_Extract_:
======
I want to get a reality check because from what I see on here, it seems like only a handful languages are ever discussed. I don't work in either language professionally and I feel I'm missing out on major career opportunities.
I understand the reasons why Java/C# don't get discussed too much, I just want to know how many of us use it.
Thank you.
EDIT: Thank you for the responses so far, it seems that I am indeed throwing away a lot of career opportunities.
As an aside, for the Java stack, is learning Core Java , Servlets / JSP, Hibernate (or other ORM) enough to meet the basic skills required for most of these jobs?
The bigs ones are Java, C#, JavaScript (usually Angular, and a handful of Node.js jobs) in my area. Followed by Ruby. Python is usually listed as a nice to know and there are also a handful of Python jobs around. Go is started get get listed as a "nice to know language" in a handful of jobs. It's extremely rare to see a job mentioning Haskell and I can't say I've ever seen a job looking for somebody who knows Rust.
======
_Extracted entries_:
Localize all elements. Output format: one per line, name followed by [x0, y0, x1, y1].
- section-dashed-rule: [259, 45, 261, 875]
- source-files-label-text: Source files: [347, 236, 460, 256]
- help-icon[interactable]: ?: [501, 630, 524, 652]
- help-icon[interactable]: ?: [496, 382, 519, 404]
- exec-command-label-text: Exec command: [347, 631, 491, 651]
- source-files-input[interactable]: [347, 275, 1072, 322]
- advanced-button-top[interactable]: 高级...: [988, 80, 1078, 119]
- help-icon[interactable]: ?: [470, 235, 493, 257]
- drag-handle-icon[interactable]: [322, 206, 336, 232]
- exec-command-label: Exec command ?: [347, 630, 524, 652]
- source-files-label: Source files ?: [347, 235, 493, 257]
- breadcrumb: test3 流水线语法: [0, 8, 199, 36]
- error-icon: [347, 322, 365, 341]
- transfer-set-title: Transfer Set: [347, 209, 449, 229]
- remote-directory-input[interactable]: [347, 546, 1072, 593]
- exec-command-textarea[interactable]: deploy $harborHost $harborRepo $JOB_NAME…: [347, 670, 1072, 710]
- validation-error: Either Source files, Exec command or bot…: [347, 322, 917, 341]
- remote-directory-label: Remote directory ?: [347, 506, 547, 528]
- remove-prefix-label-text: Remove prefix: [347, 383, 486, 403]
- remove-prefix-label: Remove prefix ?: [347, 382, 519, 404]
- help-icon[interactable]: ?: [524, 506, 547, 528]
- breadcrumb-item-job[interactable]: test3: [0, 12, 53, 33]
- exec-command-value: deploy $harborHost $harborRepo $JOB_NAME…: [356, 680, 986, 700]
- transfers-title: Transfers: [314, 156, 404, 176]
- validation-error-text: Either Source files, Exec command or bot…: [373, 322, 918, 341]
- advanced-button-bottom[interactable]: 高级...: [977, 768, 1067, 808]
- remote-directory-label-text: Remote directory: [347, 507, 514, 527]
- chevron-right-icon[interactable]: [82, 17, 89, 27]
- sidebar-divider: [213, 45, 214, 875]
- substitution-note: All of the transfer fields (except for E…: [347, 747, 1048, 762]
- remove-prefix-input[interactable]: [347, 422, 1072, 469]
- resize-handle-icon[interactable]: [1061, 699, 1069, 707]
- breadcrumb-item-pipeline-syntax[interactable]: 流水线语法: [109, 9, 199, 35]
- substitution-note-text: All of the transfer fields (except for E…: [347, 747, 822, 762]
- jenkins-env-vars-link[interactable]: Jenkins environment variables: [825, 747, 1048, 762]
======
_Task to complete_:
In the text about programming languages and jobs, which language does the reply say it has never seen a job ask for?

_Finished exercise_:
Rust